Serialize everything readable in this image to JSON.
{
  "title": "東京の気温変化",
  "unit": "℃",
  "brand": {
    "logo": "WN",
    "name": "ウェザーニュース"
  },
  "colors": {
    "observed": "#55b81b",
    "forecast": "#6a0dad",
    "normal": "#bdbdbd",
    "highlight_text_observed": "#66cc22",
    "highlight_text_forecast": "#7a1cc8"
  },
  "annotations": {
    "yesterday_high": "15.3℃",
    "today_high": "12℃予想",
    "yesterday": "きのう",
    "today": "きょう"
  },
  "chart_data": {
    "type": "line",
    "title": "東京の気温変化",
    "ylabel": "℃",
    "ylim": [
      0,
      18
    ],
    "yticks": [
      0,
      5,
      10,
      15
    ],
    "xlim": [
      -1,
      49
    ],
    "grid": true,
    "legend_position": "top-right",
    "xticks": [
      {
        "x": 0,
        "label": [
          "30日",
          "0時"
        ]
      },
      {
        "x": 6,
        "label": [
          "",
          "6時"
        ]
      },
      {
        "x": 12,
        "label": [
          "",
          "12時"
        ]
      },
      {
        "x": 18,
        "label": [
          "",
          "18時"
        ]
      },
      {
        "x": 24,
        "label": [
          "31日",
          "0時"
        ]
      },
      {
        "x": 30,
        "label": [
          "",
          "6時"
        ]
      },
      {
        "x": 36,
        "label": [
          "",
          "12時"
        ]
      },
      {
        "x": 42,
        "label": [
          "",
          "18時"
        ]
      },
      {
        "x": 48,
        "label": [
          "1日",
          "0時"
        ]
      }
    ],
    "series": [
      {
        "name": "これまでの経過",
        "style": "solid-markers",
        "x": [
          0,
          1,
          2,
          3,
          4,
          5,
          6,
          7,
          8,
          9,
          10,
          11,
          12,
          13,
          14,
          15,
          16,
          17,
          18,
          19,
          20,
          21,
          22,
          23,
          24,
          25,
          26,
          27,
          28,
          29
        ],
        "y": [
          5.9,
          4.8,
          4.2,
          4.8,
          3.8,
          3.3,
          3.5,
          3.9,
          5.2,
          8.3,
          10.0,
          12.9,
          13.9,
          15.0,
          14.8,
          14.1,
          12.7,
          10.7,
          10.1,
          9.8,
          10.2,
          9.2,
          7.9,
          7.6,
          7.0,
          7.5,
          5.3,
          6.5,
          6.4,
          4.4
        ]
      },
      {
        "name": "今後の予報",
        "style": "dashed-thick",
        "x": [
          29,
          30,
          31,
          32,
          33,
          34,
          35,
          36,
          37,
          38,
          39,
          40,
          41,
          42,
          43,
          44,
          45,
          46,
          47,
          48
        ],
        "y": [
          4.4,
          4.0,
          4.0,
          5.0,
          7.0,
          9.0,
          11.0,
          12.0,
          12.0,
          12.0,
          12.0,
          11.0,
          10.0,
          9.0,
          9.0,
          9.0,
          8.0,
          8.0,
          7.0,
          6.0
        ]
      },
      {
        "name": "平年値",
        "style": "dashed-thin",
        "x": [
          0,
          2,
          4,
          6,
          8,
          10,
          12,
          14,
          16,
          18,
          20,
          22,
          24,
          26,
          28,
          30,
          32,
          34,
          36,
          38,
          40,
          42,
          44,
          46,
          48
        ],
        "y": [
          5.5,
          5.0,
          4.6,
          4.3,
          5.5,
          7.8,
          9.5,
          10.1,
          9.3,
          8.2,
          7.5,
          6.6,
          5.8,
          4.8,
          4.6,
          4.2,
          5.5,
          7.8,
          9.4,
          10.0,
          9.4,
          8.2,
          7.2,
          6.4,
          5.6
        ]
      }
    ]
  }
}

> _THE PROBLEM_: All of the entries need to be reproduced exactly; please write them out.

> _EXERCISE SOLUTION_:
Serialize everything readable in this image to JSON.
{
  "title": "東京の気温変化",
  "unit": "℃",
  "brand": {
    "logo": "WN",
    "name": "ウェザーニュース"
  },
  "colors": {
    "observed": "#55b81b",
    "forecast": "#6a0dad",
    "normal": "#bdbdbd",
    "highlight_text_observed": "#66cc22",
    "highlight_text_forecast": "#7a1cc8"
  },
  "annotations": {
    "yesterday_high": "15.3℃",
    "today_high": "12℃予想",
    "yesterday": "きのう",
    "today": "きょう"
  },
  "chart_data": {
    "type": "line",
    "title": "東京の気温変化",
    "ylabel": "℃",
    "ylim": [
      0,
      18
    ],
    "yticks": [
      0,
      5,
      10,
      15
    ],
    "xlim": [
      -1,
      49
    ],
    "grid": true,
    "legend_position": "top-right",
    "xticks": [
      {
        "x": 0,
        "label": [
          "30日",
          "0時"
        ]
      },
      {
        "x": 6,
        "label": [
          "",
          "6時"
        ]
      },
      {
        "x": 12,
        "label": [
          "",
          "12時"
        ]
      },
      {
        "x": 18,
        "label": [
          "",
          "18時"
        ]
      },
      {
        "x": 24,
        "label": [
          "31日",
          "0時"
        ]
      },
      {
        "x": 30,
        "label": [
          "",
          "6時"
        ]
      },
      {
        "x": 36,
        "label": [
          "",
          "12時"
        ]
      },
      {
        "x": 42,
        "label": [
          "",
          "18時"
        ]
      },
      {
        "x": 48,
        "label": [
          "1日",
          "0時"
        ]
      }
    ],
    "series": [
      {
        "name": "これまでの経過",
        "style": "solid-markers",
        "x": [
          0,
          1,
          2,
          3,
          4,
          5,
          6,
          7,
          8,
          9,
          10,
          11,
          12,
          13,
          14,
          15,
          16,
          17,
          18,
          19,
          20,
          21,
          22,
          23,
          24,
          25,
          26,
          27,
          28,
          29
        ],
        "y": [
          5.9,
          4.8,
          4.2,
          4.8,
          3.8,
          3.3,
          3.5,
          3.9,
          5.2,
          8.3,
          10.0,
          12.9,
          13.9,
          15.0,
          14.8,
          14.1,
          12.7,
          10.7,
          10.1,
          9.8,
          10.2,
          9.2,
          7.9,
          7.6,
          7.0,
          7.5,
          5.3,
          6.5,
          6.4,
          4.4
        ]
      },
      {
        "name": "今後の予報",
        "style": "dashed-thick",
        "x": [
          29,
          30,
          31,
          32,
          33,
          34,
          35,
          36,
          37,
          38,
          39,
          40,
          41,
          42,
          43,
          44,
          45,
          46,
          47,
          48
        ],
        "y": [
          4.4,
          4.0,
          4.0,
          5.0,
          7.0,
          9.0,
          11.0,
          12.0,
          12.0,
          12.0,
          12.0,
          11.0,
          10.0,
          9.0,
          9.0,
          9.0,
          8.0,
          8.0,
          7.0,
          6.0
        ]
      },
      {
        "name": "平年値",
        "style": "dashed-thin",
        "x": [
          0,
          2,
          4,
          6,
          8,
          10,
          12,
          14,
          16,
          18,
          20,
          22,
          24,
          26,
          28,
          30,
          32,
          34,
          36,
          38,
          40,
          42,
          44,
          46,
          48
        ],
        "y": [
          5.5,
          5.0,
          4.6,
          4.3,
          5.5,
          7.8,
          9.5,
          10.1,
          9.3,
          8.2,
          7.5,
          6.6,
          5.8,
          4.8,
          4.6,
          4.2,
          5.5,
          7.8,
          9.4,
          10.0,
          9.4,
          8.2,
          7.2,
          6.4,
          5.6
        ]
      }
    ]
  }
}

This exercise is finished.